### EXERCISE REQUIREMENTS:
Of all the lines in the material, how many include the word "http"? Reply with the number alone.

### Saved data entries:
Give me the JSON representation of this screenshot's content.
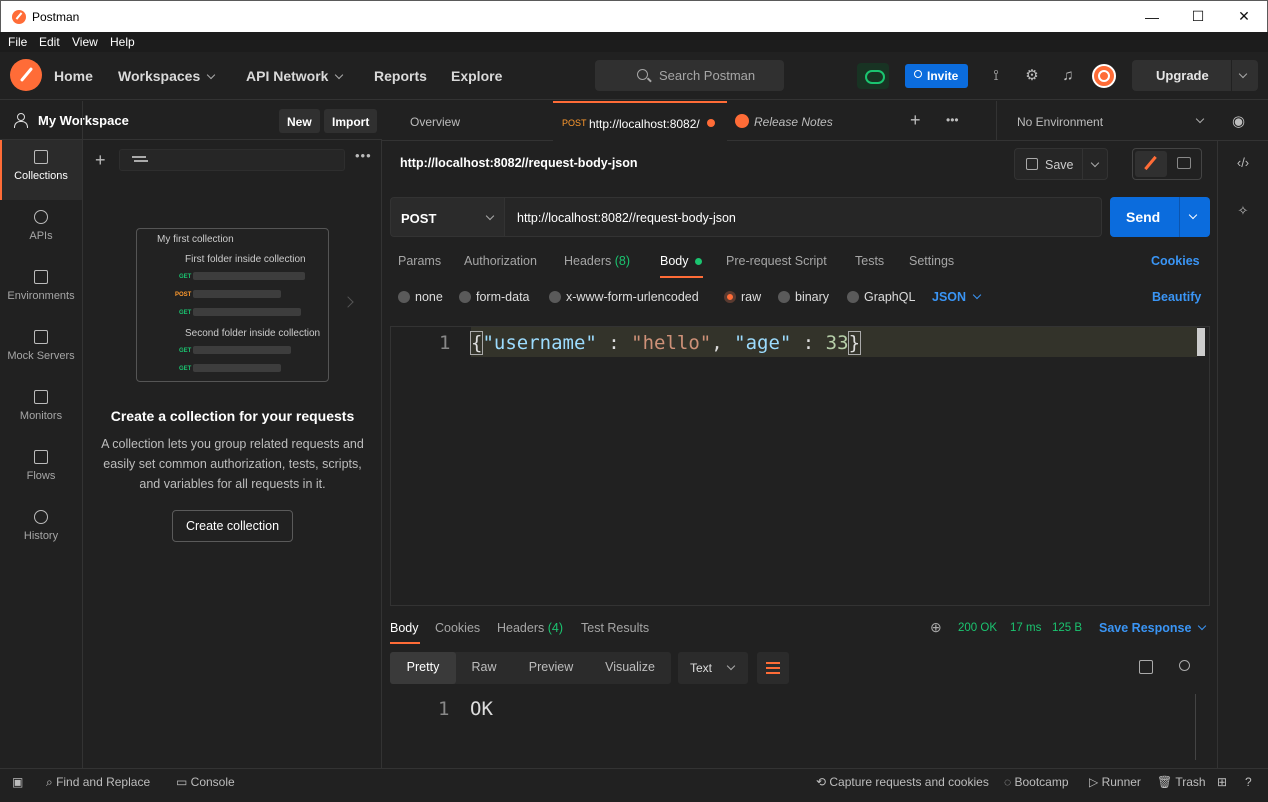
{
  "window": {
    "title": "Postman",
    "min": "—",
    "max": "☐",
    "close": "✕"
  },
  "menu": [
    "File",
    "Edit",
    "View",
    "Help"
  ],
  "header": {
    "home": "Home",
    "workspaces": "Workspaces",
    "api_network": "API Network",
    "reports": "Reports",
    "explore": "Explore",
    "search_placeholder": "Search Postman",
    "invite": "Invite",
    "upgrade": "Upgrade"
  },
  "workspace": {
    "title": "My Workspace",
    "new": "New",
    "import": "Import"
  },
  "rail": [
    {
      "label": "Collections"
    },
    {
      "label": "APIs"
    },
    {
      "label": "Environments"
    },
    {
      "label": "Mock Servers"
    },
    {
      "label": "Monitors"
    },
    {
      "label": "Flows"
    },
    {
      "label": "History"
    }
  ],
  "illustration": {
    "collection": "My first collection",
    "folder1": "First folder inside collection",
    "folder2": "Second folder inside collection",
    "get": "GET",
    "post": "POST"
  },
  "empty": {
    "title": "Create a collection for your requests",
    "desc": "A collection lets you group related requests and easily set common authorization, tests, scripts, and variables for all requests in it.",
    "button": "Create collection"
  },
  "tabs": {
    "overview": "Overview",
    "active_method": "POST",
    "active_url": "http://localhost:8082/",
    "release": "Release Notes",
    "env": "No Environment",
    "more": "•••"
  },
  "request": {
    "title": "http://localhost:8082//request-body-json",
    "save": "Save",
    "method": "POST",
    "url": "http://localhost:8082//request-body-json",
    "send": "Send"
  },
  "req_tabs": {
    "params": "Params",
    "auth": "Authorization",
    "headers": "Headers",
    "headers_count": "(8)",
    "body": "Body",
    "prereq": "Pre-request Script",
    "tests": "Tests",
    "settings": "Settings",
    "cookies": "Cookies"
  },
  "body_types": {
    "none": "none",
    "form": "form-data",
    "urlenc": "x-www-form-urlencoded",
    "raw": "raw",
    "binary": "binary",
    "graphql": "GraphQL",
    "json": "JSON",
    "beautify": "Beautify"
  },
  "editor": {
    "line": "1",
    "open": "{",
    "k1": "\"username\"",
    "colon": " : ",
    "v1": "\"hello\"",
    "comma": ", ",
    "k2": "\"age\"",
    "colon2": " : ",
    "v2": "33",
    "close": "}"
  },
  "response": {
    "body": "Body",
    "cookies": "Cookies",
    "headers": "Headers",
    "headers_count": "(4)",
    "tests": "Test Results",
    "status": "200 OK",
    "time": "17 ms",
    "size": "125 B",
    "save": "Save Response",
    "pretty": "Pretty",
    "raw": "Raw",
    "preview": "Preview",
    "visualize": "Visualize",
    "format": "Text",
    "line": "1",
    "text": "OK"
  },
  "statusbar": {
    "find": "Find and Replace",
    "console": "Console",
    "capture": "Capture requests and cookies",
    "bootcamp": "Bootcamp",
    "runner": "Runner",
    "trash": "Trash"
  },
  "colors": {
    "accent": "#ff6c37",
    "blue": "#0b6cdd",
    "green": "#1bc470"
  }
}
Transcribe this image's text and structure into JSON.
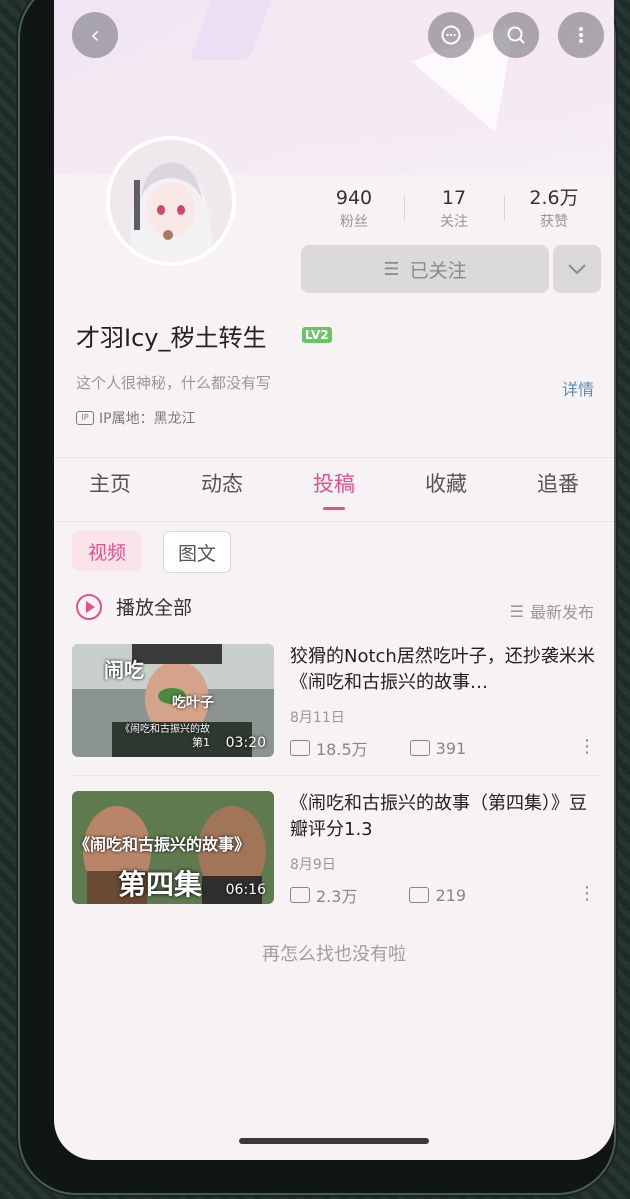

### COMPLETE ANSWER:
3